Stored records:
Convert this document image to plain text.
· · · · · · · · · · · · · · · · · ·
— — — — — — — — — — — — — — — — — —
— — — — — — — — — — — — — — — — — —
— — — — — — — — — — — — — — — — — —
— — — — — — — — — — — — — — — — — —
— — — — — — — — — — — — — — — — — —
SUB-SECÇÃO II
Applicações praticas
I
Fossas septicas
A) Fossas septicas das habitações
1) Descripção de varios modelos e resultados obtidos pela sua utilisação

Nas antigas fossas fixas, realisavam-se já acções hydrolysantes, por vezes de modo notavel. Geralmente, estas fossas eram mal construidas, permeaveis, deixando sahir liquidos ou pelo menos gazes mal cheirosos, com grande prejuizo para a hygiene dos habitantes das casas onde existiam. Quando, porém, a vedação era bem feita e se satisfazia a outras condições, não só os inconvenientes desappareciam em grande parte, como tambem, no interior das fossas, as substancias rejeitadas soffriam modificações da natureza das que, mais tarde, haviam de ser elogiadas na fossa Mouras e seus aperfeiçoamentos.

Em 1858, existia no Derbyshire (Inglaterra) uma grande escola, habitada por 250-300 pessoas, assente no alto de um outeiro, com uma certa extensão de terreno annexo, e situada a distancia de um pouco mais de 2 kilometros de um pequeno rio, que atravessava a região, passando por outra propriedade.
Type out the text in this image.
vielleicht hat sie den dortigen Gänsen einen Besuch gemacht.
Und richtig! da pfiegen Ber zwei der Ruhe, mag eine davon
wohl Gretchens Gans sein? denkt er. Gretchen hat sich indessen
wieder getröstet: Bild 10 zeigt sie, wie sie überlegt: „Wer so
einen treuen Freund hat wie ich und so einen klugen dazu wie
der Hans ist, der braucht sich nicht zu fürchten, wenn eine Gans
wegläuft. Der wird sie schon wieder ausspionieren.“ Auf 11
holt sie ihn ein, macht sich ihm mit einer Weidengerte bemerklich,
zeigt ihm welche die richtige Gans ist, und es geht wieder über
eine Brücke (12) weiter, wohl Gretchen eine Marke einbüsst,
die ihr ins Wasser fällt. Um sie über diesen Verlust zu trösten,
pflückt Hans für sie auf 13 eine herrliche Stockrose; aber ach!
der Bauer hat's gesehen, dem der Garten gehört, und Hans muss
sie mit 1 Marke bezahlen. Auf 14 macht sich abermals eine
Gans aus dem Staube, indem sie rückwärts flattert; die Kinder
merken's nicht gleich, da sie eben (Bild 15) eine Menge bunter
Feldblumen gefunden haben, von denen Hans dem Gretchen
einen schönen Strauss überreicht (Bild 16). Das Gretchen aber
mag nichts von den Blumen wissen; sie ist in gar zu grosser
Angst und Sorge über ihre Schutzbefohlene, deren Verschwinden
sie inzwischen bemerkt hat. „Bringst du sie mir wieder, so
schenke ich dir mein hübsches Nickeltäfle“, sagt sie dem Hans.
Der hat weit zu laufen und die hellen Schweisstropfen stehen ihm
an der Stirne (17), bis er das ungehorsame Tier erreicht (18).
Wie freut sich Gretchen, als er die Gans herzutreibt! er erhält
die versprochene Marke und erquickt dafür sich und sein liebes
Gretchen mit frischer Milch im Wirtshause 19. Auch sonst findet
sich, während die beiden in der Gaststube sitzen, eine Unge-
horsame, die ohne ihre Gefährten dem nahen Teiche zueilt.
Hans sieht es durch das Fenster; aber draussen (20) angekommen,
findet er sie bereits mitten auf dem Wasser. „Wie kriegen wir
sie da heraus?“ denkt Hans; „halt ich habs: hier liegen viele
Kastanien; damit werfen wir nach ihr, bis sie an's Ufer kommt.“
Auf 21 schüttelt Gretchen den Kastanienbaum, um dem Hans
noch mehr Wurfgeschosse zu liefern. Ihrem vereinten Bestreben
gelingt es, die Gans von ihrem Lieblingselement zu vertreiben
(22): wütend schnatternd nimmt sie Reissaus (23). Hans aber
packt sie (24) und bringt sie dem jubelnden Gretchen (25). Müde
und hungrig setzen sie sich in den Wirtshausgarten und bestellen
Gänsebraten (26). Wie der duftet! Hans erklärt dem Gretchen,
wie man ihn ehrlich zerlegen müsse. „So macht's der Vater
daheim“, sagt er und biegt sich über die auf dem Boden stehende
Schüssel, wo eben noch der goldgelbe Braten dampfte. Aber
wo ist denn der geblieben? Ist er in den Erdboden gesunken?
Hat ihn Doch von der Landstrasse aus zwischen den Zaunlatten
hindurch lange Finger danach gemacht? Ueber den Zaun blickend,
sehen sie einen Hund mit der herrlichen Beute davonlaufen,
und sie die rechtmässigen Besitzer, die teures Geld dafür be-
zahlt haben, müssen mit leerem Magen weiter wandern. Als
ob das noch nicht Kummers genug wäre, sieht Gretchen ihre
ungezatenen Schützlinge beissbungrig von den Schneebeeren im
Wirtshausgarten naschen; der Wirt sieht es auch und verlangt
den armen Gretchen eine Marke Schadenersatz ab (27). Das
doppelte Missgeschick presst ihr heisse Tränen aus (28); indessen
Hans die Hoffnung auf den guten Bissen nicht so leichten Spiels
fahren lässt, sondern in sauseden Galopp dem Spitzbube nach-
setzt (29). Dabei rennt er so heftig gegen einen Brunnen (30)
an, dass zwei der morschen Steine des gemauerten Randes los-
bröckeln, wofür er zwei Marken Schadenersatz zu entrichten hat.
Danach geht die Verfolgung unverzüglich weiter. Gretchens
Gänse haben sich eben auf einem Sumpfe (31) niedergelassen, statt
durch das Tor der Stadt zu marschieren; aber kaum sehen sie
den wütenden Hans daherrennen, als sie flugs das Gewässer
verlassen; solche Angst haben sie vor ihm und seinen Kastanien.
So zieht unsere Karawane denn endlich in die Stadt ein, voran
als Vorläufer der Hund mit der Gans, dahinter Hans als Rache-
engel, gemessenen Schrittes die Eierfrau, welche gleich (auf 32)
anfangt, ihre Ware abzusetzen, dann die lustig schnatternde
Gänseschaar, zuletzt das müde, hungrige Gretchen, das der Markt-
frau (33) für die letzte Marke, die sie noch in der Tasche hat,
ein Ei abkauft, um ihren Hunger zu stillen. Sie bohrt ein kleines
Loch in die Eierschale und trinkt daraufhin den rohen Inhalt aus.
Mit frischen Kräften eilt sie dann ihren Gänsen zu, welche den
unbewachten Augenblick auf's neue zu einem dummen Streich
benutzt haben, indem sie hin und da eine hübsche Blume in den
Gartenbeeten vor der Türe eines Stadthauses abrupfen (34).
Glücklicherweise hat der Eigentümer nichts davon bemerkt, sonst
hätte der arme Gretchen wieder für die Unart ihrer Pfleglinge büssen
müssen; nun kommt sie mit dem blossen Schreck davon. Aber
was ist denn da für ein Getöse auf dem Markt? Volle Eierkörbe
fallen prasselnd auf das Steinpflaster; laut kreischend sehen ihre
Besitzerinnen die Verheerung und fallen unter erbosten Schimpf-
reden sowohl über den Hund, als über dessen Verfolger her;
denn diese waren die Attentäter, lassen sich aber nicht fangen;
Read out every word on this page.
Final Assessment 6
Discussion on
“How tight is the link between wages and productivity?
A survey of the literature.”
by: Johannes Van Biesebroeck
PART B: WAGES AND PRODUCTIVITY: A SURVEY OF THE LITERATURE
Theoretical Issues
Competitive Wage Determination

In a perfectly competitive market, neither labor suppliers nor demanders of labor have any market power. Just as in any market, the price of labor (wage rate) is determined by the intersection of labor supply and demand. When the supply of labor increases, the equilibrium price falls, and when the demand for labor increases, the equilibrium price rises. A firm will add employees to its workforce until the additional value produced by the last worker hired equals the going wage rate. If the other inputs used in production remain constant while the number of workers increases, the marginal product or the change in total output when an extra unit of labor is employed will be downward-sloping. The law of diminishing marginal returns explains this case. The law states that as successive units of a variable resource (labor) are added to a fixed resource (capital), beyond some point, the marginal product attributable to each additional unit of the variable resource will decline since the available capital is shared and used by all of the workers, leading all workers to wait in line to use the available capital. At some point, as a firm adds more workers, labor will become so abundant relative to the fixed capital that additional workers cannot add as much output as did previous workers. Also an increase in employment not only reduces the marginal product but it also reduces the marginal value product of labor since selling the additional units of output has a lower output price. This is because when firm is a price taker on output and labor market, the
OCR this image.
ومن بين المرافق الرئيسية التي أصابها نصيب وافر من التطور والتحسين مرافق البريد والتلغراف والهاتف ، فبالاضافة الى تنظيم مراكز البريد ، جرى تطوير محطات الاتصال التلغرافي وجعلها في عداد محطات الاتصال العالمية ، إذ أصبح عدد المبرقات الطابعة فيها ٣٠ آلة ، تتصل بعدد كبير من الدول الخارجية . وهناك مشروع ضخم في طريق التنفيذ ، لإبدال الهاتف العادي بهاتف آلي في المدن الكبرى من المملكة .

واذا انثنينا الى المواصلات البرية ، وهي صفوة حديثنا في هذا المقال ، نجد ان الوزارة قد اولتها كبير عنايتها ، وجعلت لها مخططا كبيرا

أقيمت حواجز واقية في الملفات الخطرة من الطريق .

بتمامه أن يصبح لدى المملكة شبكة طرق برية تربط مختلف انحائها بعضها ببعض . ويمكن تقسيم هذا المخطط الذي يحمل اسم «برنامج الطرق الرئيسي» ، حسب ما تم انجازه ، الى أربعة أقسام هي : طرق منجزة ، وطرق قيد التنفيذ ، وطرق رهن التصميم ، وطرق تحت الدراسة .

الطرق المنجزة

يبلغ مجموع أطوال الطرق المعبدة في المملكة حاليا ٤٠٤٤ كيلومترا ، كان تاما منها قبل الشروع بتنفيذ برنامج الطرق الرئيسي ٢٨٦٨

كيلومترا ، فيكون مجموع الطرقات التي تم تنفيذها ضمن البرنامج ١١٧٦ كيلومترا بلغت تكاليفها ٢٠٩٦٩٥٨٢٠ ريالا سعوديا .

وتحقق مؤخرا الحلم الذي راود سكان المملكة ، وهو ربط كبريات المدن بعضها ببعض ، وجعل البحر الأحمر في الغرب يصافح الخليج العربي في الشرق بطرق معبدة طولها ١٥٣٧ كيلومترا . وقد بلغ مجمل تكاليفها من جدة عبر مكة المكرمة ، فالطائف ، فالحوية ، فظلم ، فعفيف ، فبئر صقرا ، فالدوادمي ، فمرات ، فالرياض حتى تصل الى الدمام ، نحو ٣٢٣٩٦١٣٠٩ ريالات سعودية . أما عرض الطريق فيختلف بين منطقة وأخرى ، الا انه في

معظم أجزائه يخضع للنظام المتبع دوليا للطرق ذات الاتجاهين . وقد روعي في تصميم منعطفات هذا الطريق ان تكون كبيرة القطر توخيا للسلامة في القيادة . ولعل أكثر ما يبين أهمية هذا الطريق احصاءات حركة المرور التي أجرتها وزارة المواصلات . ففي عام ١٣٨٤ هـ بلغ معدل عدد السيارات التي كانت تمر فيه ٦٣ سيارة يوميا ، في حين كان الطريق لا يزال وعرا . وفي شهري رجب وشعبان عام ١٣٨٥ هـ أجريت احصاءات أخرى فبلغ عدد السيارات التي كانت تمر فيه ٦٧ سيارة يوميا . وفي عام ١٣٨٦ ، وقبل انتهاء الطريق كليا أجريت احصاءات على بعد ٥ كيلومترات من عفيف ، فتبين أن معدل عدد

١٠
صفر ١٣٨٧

Short task:
Where a line in the entries holds "fallen", copy that line.

Output for this exercise:
fallen prasselnd auf das Steinpflaster; laut kreischend sehen ihre
Besitzerinnen die Verheerung und fallen unter erbosten Schimpf-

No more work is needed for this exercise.